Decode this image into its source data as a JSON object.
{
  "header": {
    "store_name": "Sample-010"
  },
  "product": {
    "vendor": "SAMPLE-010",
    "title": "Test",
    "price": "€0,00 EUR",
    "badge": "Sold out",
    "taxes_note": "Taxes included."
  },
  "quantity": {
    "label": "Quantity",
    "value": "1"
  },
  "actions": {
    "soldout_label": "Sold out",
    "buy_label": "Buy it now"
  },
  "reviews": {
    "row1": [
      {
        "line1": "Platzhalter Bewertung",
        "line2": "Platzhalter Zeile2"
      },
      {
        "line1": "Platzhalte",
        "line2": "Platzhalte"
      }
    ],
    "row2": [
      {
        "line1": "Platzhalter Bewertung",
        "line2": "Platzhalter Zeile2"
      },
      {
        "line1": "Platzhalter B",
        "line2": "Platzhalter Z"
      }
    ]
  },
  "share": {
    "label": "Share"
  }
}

- [What is required]: Write out every entry word for word.

- [Full response]:
Decode this image into its source data as a JSON object.
{
  "header": {
    "store_name": "Sample-010"
  },
  "product": {
    "vendor": "SAMPLE-010",
    "title": "Test",
    "price": "€0,00 EUR",
    "badge": "Sold out",
    "taxes_note": "Taxes included."
  },
  "quantity": {
    "label": "Quantity",
    "value": "1"
  },
  "actions": {
    "soldout_label": "Sold out",
    "buy_label": "Buy it now"
  },
  "reviews": {
    "row1": [
      {
        "line1": "Platzhalter Bewertung",
        "line2": "Platzhalter Zeile2"
      },
      {
        "line1": "Platzhalte",
        "line2": "Platzhalte"
      }
    ],
    "row2": [
      {
        "line1": "Platzhalter Bewertung",
        "line2": "Platzhalter Zeile2"
      },
      {
        "line1": "Platzhalter B",
        "line2": "Platzhalter Z"
      }
    ]
  },
  "share": {
    "label": "Share"
  }
}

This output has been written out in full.